◆ Excerpted text:
----

In software architecture, publish–subscribe is a messaging pattern where senders of messages, called publishers, do not program the messages to be sent directly to specific receivers, called subscribers, but instead categorize published messages into classes without knowledge of which subscribers, if any, there may be. Similarly, subscribers express interest in one or more classes and only receive messages that are of interest, without knowledge of which publishers, if any, there are.

Publish–subscribe is a sibling of the message queue paradigm, and is typically one part of a larger message-oriented middleware system. Most messaging systems support both the pub/sub and message queue models in their API; e.g., Java Message Service (JMS).

This pattern provides greater network scalability and a more dynamic network topology, with a resulting decreased flexibility to modify the publisher and the structure of the published data.

Message filtering
In the publish-subscribe model, subscribers typically receive only a subset of the total messages published. The process of selecting messages for reception and processing is called filtering. There are two common forms of filtering: topic-based and content-based.

In a topic-based system, messages are published to "topics" or named logical channels. Subscribers in a topic-based system will receive all messages published to the topics to which they subscribe. The publisher is responsible for defining the topics to which subscribers can subscribe.

In a content-based system, messages are only delivered to a subscriber if the attributes or content of those messages matches constraints defined by the subscriber. The subscriber is responsible for classifying the messages.

Some systems support a hybrid of the two; publishers post messages to a topic while subscribers register content-based subscriptions to one or more topics.

Topologies
In many publish-subscribe systems, publishers post messages to an intermediary  message broker or event bus, and subscribers register subscriptions with that broker, letting the broker perform the filtering. The broker normally performs a store and forward function to route messages from publishers to subscribers. In addition, the broker may prioritize messages in a queue before routing.

Subscribers may register for specific messages at build time, initialization time or runtime. In GUI systems, subscribers can be coded to handle user commands (e.g., click of a button), which corresponds to build time registration. Some frameworks and software products use XML configuration files to register subscribers. These configuration files are read at initialization time. The most sophisticated alternative is when subscribers can be added or removed at runtime. This latter approach is used, for example, in database triggers, mailing lists, and RSS.

----

◆ Information provided:
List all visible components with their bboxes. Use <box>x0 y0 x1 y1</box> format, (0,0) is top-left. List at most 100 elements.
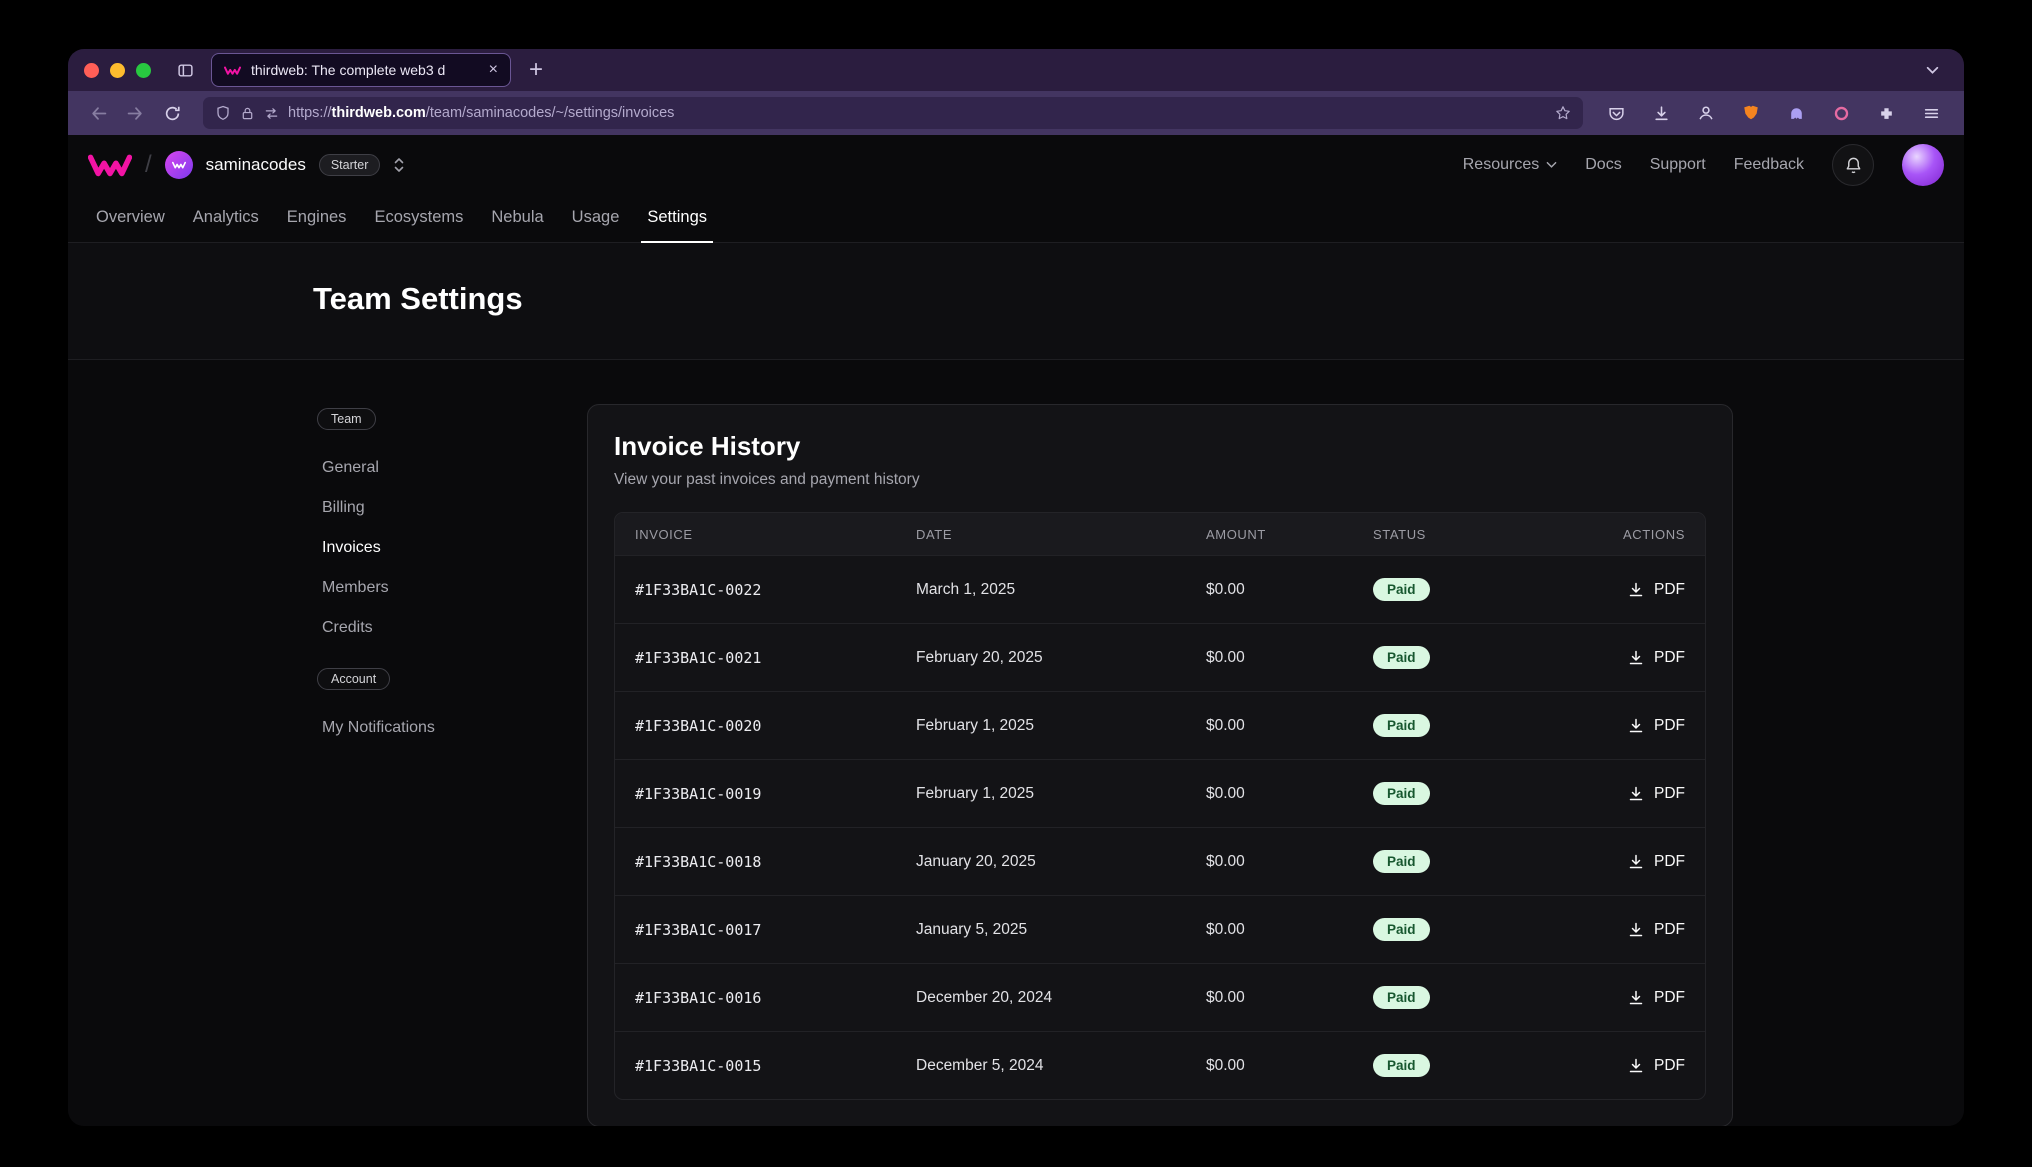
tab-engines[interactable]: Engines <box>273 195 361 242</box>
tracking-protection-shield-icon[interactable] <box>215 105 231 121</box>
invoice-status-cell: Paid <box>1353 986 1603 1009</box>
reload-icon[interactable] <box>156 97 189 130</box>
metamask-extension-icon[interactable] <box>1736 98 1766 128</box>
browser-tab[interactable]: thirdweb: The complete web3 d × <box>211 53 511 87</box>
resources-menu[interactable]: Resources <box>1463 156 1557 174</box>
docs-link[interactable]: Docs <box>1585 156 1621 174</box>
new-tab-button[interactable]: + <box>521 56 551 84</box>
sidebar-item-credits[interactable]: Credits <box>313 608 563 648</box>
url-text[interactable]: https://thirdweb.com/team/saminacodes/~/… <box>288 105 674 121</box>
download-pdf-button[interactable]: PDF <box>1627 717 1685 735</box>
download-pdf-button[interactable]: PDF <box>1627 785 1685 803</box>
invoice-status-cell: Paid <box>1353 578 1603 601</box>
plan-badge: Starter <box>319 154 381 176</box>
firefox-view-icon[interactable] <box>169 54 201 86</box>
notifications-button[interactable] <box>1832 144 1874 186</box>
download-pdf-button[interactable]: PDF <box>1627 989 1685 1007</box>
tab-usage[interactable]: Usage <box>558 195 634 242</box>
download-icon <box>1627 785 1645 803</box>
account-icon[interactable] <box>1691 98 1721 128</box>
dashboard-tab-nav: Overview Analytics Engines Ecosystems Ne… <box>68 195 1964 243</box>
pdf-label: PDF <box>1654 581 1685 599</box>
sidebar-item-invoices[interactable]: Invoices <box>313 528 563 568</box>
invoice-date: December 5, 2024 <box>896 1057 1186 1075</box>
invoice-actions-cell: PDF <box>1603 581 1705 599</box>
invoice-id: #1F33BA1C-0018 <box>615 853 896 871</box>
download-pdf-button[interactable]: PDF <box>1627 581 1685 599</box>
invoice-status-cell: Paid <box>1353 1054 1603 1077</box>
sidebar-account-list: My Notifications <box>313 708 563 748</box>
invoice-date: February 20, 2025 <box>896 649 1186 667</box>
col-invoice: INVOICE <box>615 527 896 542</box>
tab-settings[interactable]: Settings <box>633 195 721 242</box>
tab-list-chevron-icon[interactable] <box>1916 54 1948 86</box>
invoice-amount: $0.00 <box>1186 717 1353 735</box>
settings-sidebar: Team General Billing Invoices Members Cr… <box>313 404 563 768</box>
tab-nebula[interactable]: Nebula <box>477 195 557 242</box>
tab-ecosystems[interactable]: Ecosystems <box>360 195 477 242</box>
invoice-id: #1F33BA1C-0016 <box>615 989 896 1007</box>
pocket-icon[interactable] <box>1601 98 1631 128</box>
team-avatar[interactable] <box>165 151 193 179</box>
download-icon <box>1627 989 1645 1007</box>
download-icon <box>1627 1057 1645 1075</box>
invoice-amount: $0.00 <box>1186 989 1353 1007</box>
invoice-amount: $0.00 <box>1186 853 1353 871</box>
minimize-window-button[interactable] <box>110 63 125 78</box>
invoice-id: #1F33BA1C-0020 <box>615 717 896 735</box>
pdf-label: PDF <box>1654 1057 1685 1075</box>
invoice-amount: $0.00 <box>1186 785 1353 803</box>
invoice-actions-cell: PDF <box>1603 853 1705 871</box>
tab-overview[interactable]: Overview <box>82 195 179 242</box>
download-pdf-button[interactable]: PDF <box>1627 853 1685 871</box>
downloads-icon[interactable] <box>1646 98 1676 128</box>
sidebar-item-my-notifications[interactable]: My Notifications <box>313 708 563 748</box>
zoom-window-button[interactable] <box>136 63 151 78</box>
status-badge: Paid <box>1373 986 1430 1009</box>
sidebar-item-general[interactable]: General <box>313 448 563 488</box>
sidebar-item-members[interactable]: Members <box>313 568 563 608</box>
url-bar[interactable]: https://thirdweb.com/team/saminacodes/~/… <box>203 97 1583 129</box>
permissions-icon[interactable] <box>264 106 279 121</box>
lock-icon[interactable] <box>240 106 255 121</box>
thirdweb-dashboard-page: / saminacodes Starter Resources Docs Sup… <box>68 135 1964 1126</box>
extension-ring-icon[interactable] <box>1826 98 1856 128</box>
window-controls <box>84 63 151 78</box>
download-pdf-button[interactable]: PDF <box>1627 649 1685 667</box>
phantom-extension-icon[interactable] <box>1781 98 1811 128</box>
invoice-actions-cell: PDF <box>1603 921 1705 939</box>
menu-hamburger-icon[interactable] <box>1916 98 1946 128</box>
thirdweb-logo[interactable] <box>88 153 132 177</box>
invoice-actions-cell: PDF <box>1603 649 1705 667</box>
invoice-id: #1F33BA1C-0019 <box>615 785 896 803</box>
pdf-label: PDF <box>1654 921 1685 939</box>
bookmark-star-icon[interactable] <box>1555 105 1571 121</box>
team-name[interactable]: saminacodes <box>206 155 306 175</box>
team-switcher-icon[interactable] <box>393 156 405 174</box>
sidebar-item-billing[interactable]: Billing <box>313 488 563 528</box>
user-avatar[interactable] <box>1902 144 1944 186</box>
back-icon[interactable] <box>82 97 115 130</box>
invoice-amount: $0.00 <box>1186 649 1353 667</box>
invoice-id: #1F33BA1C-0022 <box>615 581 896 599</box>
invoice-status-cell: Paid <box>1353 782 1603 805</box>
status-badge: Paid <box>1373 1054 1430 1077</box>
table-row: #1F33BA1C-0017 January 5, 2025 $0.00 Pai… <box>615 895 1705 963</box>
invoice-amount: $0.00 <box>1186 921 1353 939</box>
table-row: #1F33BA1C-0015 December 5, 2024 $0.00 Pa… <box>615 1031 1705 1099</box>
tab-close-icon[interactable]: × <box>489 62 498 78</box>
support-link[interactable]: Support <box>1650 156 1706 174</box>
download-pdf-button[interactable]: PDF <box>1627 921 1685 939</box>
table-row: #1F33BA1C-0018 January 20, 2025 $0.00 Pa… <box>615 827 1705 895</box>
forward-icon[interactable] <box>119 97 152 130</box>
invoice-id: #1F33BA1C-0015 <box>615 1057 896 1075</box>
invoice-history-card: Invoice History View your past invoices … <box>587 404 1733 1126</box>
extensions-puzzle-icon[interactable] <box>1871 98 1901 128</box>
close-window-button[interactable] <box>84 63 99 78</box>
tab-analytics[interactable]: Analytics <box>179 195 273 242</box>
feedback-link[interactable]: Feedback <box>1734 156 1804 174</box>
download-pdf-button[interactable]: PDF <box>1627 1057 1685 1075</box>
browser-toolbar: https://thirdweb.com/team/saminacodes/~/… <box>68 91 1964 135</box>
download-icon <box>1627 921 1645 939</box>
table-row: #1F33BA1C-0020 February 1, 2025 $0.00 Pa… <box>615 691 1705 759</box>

----

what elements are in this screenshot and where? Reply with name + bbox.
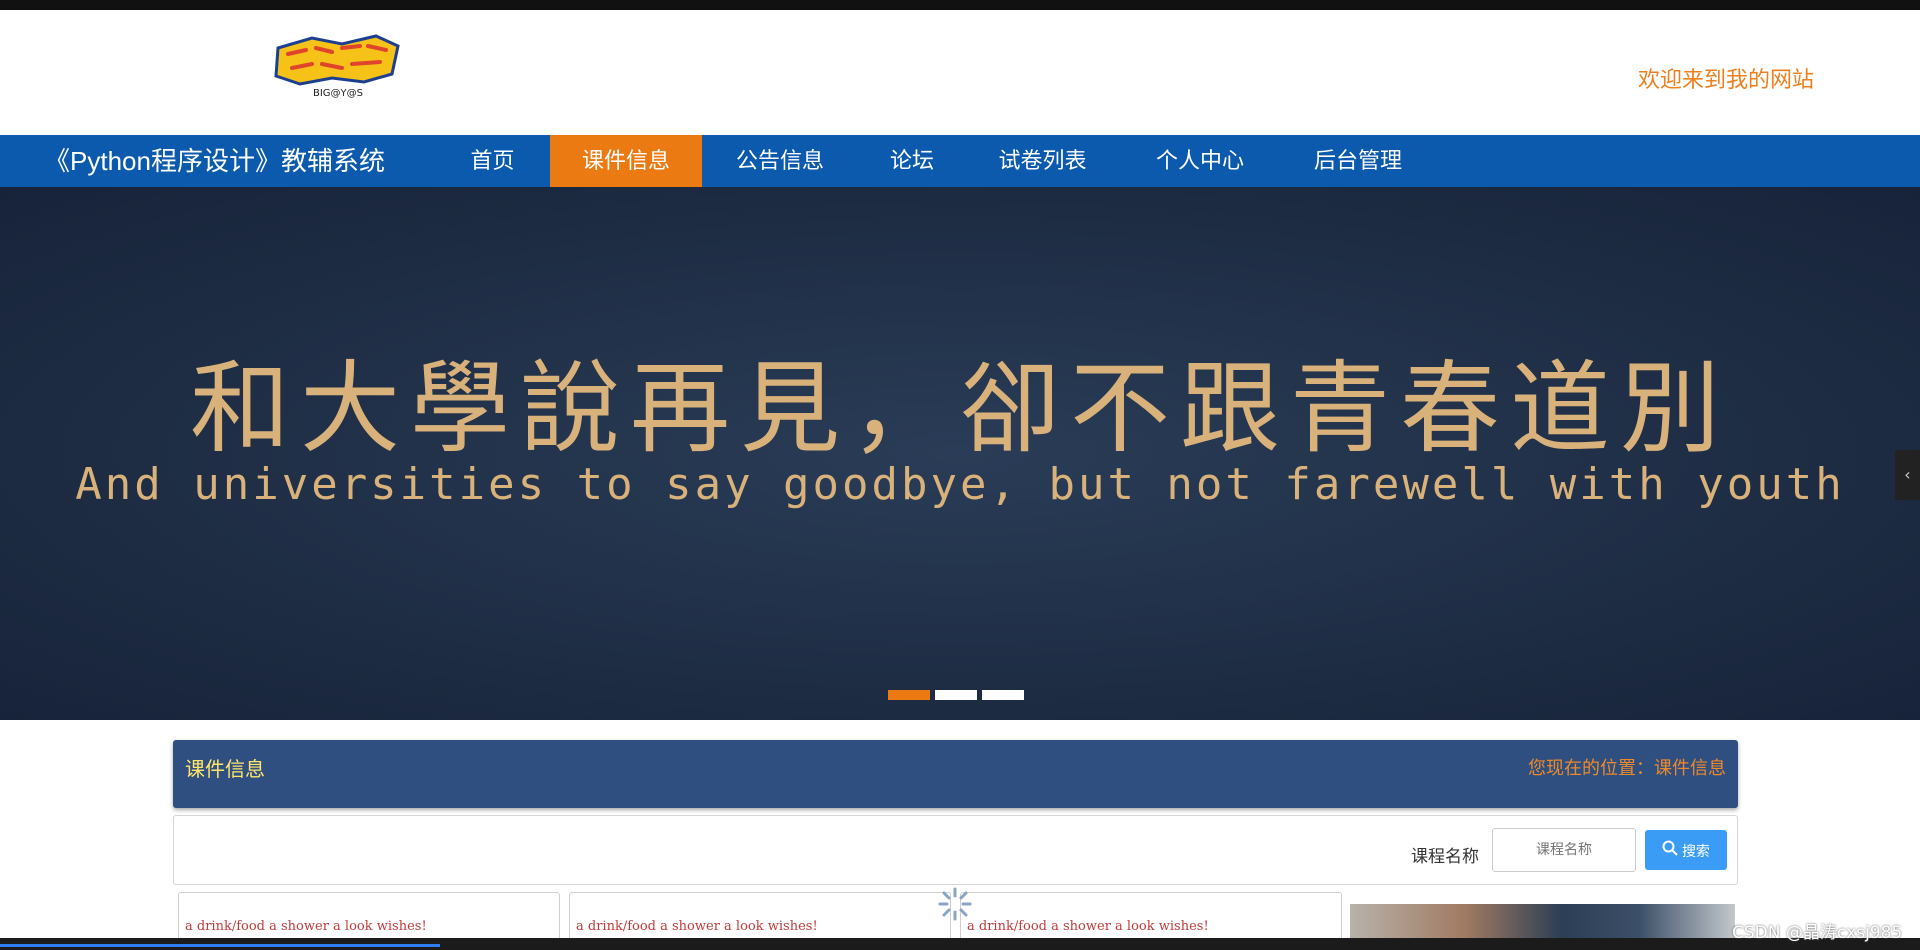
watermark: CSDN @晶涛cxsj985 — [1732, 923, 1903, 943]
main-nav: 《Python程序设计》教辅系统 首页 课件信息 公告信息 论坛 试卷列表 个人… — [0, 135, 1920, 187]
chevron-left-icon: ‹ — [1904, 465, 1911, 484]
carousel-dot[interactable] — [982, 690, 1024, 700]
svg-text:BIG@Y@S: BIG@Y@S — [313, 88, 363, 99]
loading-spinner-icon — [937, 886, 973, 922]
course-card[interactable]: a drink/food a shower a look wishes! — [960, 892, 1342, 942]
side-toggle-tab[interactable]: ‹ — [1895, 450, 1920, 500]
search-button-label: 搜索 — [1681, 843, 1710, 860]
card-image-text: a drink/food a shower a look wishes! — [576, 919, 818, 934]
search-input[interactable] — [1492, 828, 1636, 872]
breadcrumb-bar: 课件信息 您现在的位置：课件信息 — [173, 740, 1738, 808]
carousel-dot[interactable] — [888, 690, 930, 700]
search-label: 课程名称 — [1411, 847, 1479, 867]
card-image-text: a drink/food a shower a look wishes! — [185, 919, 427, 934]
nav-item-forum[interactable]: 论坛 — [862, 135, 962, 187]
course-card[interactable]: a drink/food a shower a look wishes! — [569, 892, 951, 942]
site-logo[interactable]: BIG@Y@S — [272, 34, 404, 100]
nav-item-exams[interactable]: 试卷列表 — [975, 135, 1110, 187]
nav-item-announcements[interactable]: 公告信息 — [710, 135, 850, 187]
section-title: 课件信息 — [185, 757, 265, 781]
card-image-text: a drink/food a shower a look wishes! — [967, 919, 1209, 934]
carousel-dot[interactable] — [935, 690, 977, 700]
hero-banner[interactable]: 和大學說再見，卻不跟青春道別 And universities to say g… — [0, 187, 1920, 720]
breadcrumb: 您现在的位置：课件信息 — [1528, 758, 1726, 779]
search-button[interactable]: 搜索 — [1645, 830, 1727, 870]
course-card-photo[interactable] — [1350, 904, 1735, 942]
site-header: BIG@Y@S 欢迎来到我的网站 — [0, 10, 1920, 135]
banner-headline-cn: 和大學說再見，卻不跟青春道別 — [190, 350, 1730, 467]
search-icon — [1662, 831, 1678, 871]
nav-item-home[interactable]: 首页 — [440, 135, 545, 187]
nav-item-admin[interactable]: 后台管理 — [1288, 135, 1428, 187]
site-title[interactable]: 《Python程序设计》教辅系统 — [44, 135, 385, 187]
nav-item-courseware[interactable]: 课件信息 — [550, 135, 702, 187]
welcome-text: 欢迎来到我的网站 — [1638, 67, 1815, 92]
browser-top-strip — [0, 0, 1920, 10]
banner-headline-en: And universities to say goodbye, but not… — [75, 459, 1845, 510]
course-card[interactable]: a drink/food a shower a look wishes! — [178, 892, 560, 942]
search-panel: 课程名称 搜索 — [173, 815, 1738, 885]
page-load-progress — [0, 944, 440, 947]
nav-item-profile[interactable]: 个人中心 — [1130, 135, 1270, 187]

----

◆ Short exercise:
Answer these questions from the publish–subscribe text, one per line.
(a) What messaging system does the text name as an example of one whose API supports both the pub/sub and message queue models?
(b) In a topic-based system, who defines the topics that subscribers can subscribe to?
(c) Which three uses are given as examples of adding or removing subscribers at runtime?

◆ Correct answer:
(a) Java Message Service (JMS)
(b) The publisher
(c) Database triggers, mailing lists, and RSS